** BEGIN RECORDS FOR THE EXERCISE **

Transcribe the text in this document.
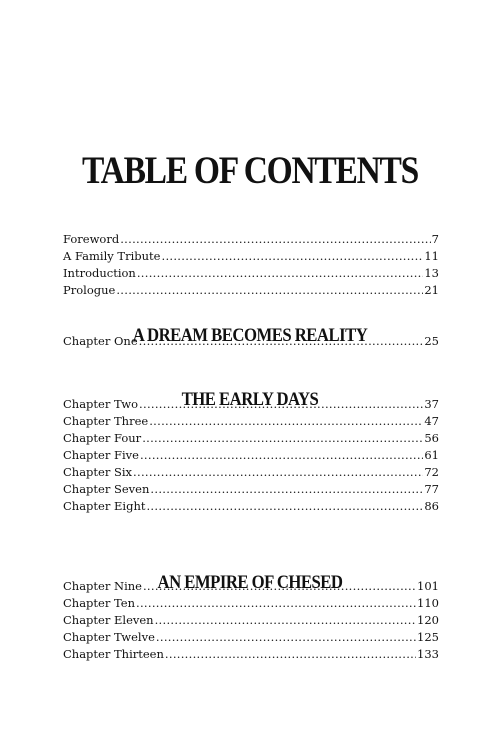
TABLE OF CONTENTS
Foreword .....	7
A Family Tribute .....	11
Introduction .....	13
Prologue .....	21
A DREAM BECOMES REALITY
Chapter One .....	25
THE EARLY DAYS
Chapter Two .....	37
Chapter Three .....	47
Chapter Four .....	56
Chapter Five .....	61
Chapter Six .....	72
Chapter Seven .....	77
Chapter Eight .....	86
AN EMPIRE OF CHESED
Chapter Nine .....	101
Chapter Ten .....	110
Chapter Eleven .....	120
Chapter Twelve .....	125
Chapter Thirteen .....	133
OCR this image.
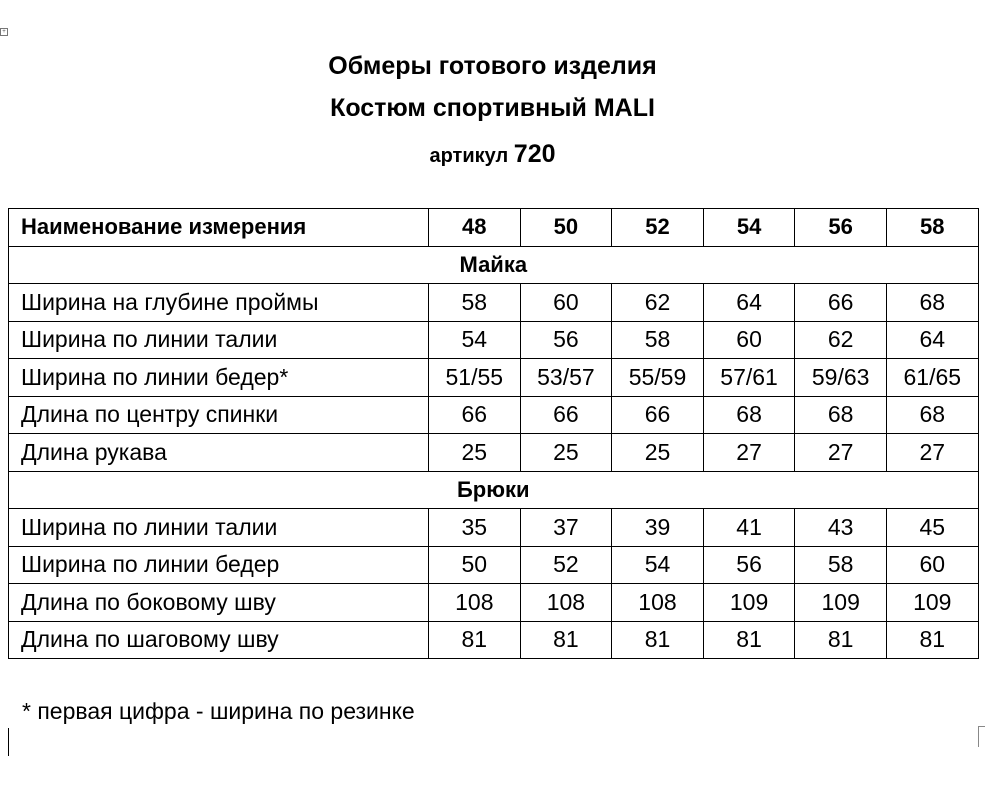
+
Обмеры готового изделия
Костюм спортивный MALI
артикул 720
Наименование измерения	48	50	52	54	56	58
Майка						
Ширина на глубине проймы	58	60	62	64	66	68
Ширина по линии талии	54	56	58	60	62	64
Ширина по линии бедер*	51/55	53/57	55/59	57/61	59/63	61/65
Длина по центру спинки	66	66	66	68	68	68
Длина рукава	25	25	25	27	27	27
Брюки						
Ширина по линии талии	35	37	39	41	43	45
Ширина по линии бедер	50	52	54	56	58	60
Длина по боковому шву	108	108	108	109	109	109
Длина по шаговому шву	81	81	81	81	81	81
* первая цифра - ширина по резинке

** END RECORDS FOR THE EXERCISE **

**GIVEN EXERCISE:** Exclude the pictures, and transcribe all of the material exactly.

**ANSWER BELOW:**
Transcribe the text in this document.
TABLE OF CONTENTS
Foreword .....	7
A Family Tribute .....	11
Introduction .....	13
Prologue .....	21
A DREAM BECOMES REALITY
Chapter One .....	25
THE EARLY DAYS
Chapter Two .....	37
Chapter Three .....	47
Chapter Four .....	56
Chapter Five .....	61
Chapter Six .....	72
Chapter Seven .....	77
Chapter Eight .....	86
AN EMPIRE OF CHESED
Chapter Nine .....	101
Chapter Ten .....	110
Chapter Eleven .....	120
Chapter Twelve .....	125
Chapter Thirteen .....	133
OCR this image.
+
Обмеры готового изделия
Костюм спортивный MALI
артикул 720
Наименование измерения	48	50	52	54	56	58
Майка						
Ширина на глубине проймы	58	60	62	64	66	68
Ширина по линии талии	54	56	58	60	62	64
Ширина по линии бедер*	51/55	53/57	55/59	57/61	59/63	61/65
Длина по центру спинки	66	66	66	68	68	68
Длина рукава	25	25	25	27	27	27
Брюки						
Ширина по линии талии	35	37	39	41	43	45
Ширина по линии бедер	50	52	54	56	58	60
Длина по боковому шву	108	108	108	109	109	109
Длина по шаговому шву	81	81	81	81	81	81
* первая цифра - ширина по резинке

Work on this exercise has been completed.